— Start of Material to process —
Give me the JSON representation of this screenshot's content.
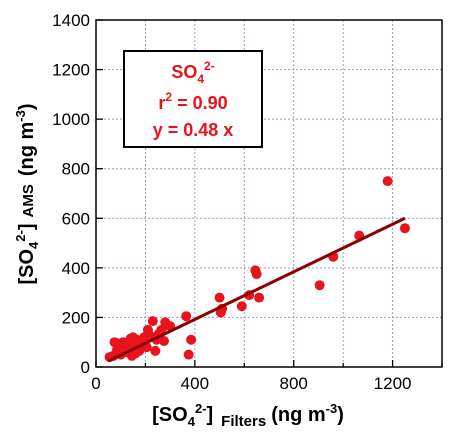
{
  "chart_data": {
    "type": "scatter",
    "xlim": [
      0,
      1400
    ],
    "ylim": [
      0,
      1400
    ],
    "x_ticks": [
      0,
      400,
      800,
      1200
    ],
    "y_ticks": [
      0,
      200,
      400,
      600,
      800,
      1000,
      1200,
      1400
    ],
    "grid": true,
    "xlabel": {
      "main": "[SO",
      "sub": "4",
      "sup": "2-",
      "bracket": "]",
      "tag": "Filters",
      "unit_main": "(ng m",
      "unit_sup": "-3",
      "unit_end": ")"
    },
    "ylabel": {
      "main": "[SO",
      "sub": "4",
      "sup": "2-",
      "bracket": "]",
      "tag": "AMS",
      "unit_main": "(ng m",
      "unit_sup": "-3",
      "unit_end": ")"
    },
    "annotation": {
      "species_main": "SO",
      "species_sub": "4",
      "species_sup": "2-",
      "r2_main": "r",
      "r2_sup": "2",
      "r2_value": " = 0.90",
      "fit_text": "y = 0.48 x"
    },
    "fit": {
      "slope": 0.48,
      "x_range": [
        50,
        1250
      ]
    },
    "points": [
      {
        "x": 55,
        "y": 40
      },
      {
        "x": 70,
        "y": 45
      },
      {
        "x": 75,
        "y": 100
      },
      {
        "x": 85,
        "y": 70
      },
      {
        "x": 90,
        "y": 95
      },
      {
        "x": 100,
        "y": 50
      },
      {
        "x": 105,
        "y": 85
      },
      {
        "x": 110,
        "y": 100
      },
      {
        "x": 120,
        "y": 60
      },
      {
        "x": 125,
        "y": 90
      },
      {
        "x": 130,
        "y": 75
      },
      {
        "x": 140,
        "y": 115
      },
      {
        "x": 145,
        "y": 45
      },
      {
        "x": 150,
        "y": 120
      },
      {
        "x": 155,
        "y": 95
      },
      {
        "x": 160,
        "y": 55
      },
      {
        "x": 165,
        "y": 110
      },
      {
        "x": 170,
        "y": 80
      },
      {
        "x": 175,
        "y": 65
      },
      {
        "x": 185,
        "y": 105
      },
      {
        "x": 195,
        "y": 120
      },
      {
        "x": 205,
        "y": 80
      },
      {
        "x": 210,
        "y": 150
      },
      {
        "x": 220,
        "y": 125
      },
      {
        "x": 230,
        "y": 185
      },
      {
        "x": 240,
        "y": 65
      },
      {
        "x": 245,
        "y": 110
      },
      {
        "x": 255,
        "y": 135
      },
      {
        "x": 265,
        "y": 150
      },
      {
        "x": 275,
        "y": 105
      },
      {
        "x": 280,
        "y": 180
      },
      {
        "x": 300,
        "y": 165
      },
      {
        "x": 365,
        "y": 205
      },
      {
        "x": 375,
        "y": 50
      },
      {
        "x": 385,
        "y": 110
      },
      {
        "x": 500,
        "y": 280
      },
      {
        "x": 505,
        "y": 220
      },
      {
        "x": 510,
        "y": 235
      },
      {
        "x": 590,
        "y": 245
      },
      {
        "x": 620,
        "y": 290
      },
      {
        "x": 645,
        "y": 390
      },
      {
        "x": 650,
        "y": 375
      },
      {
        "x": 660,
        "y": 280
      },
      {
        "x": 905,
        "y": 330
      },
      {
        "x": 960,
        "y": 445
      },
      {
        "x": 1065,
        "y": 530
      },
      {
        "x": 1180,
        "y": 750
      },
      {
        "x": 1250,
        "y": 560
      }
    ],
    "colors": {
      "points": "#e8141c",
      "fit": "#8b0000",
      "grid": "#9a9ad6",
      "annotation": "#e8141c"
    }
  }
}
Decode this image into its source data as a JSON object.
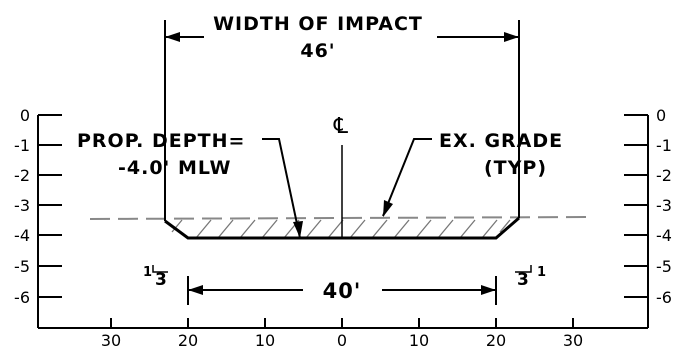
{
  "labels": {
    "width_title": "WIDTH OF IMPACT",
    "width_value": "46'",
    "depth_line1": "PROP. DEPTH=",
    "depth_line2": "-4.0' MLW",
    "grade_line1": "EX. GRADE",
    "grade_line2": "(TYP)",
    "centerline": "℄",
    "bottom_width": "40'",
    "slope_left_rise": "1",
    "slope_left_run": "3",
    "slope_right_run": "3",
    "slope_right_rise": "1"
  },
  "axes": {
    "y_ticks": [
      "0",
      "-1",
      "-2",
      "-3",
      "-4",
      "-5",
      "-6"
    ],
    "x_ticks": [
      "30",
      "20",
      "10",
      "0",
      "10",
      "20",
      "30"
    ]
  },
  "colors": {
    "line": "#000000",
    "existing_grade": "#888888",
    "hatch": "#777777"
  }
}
— End of Material to process —
Instruction
Return all the entries word for word, but omit any pictures they contain.

Task response
Give me the JSON representation of this screenshot's content.
{
  "chart_data": {
    "type": "scatter",
    "xlim": [
      0,
      1400
    ],
    "ylim": [
      0,
      1400
    ],
    "x_ticks": [
      0,
      400,
      800,
      1200
    ],
    "y_ticks": [
      0,
      200,
      400,
      600,
      800,
      1000,
      1200,
      1400
    ],
    "grid": true,
    "xlabel": {
      "main": "[SO",
      "sub": "4",
      "sup": "2-",
      "bracket": "]",
      "tag": "Filters",
      "unit_main": "(ng m",
      "unit_sup": "-3",
      "unit_end": ")"
    },
    "ylabel": {
      "main": "[SO",
      "sub": "4",
      "sup": "2-",
      "bracket": "]",
      "tag": "AMS",
      "unit_main": "(ng m",
      "unit_sup": "-3",
      "unit_end": ")"
    },
    "annotation": {
      "species_main": "SO",
      "species_sub": "4",
      "species_sup": "2-",
      "r2_main": "r",
      "r2_sup": "2",
      "r2_value": " = 0.90",
      "fit_text": "y = 0.48 x"
    },
    "fit": {
      "slope": 0.48,
      "x_range": [
        50,
        1250
      ]
    },
    "points": [
      {
        "x": 55,
        "y": 40
      },
      {
        "x": 70,
        "y": 45
      },
      {
        "x": 75,
        "y": 100
      },
      {
        "x": 85,
        "y": 70
      },
      {
        "x": 90,
        "y": 95
      },
      {
        "x": 100,
        "y": 50
      },
      {
        "x": 105,
        "y": 85
      },
      {
        "x": 110,
        "y": 100
      },
      {
        "x": 120,
        "y": 60
      },
      {
        "x": 125,
        "y": 90
      },
      {
        "x": 130,
        "y": 75
      },
      {
        "x": 140,
        "y": 115
      },
      {
        "x": 145,
        "y": 45
      },
      {
        "x": 150,
        "y": 120
      },
      {
        "x": 155,
        "y": 95
      },
      {
        "x": 160,
        "y": 55
      },
      {
        "x": 165,
        "y": 110
      },
      {
        "x": 170,
        "y": 80
      },
      {
        "x": 175,
        "y": 65
      },
      {
        "x": 185,
        "y": 105
      },
      {
        "x": 195,
        "y": 120
      },
      {
        "x": 205,
        "y": 80
      },
      {
        "x": 210,
        "y": 150
      },
      {
        "x": 220,
        "y": 125
      },
      {
        "x": 230,
        "y": 185
      },
      {
        "x": 240,
        "y": 65
      },
      {
        "x": 245,
        "y": 110
      },
      {
        "x": 255,
        "y": 135
      },
      {
        "x": 265,
        "y": 150
      },
      {
        "x": 275,
        "y": 105
      },
      {
        "x": 280,
        "y": 180
      },
      {
        "x": 300,
        "y": 165
      },
      {
        "x": 365,
        "y": 205
      },
      {
        "x": 375,
        "y": 50
      },
      {
        "x": 385,
        "y": 110
      },
      {
        "x": 500,
        "y": 280
      },
      {
        "x": 505,
        "y": 220
      },
      {
        "x": 510,
        "y": 235
      },
      {
        "x": 590,
        "y": 245
      },
      {
        "x": 620,
        "y": 290
      },
      {
        "x": 645,
        "y": 390
      },
      {
        "x": 650,
        "y": 375
      },
      {
        "x": 660,
        "y": 280
      },
      {
        "x": 905,
        "y": 330
      },
      {
        "x": 960,
        "y": 445
      },
      {
        "x": 1065,
        "y": 530
      },
      {
        "x": 1180,
        "y": 750
      },
      {
        "x": 1250,
        "y": 560
      }
    ],
    "colors": {
      "points": "#e8141c",
      "fit": "#8b0000",
      "grid": "#9a9ad6",
      "annotation": "#e8141c"
    }
  }
}
Decode this image into its source data as a JSON object.
{
  "labels": {
    "width_title": "WIDTH OF IMPACT",
    "width_value": "46'",
    "depth_line1": "PROP. DEPTH=",
    "depth_line2": "-4.0' MLW",
    "grade_line1": "EX. GRADE",
    "grade_line2": "(TYP)",
    "centerline": "℄",
    "bottom_width": "40'",
    "slope_left_rise": "1",
    "slope_left_run": "3",
    "slope_right_run": "3",
    "slope_right_rise": "1"
  },
  "axes": {
    "y_ticks": [
      "0",
      "-1",
      "-2",
      "-3",
      "-4",
      "-5",
      "-6"
    ],
    "x_ticks": [
      "30",
      "20",
      "10",
      "0",
      "10",
      "20",
      "30"
    ]
  },
  "colors": {
    "line": "#000000",
    "existing_grade": "#888888",
    "hatch": "#777777"
  }
}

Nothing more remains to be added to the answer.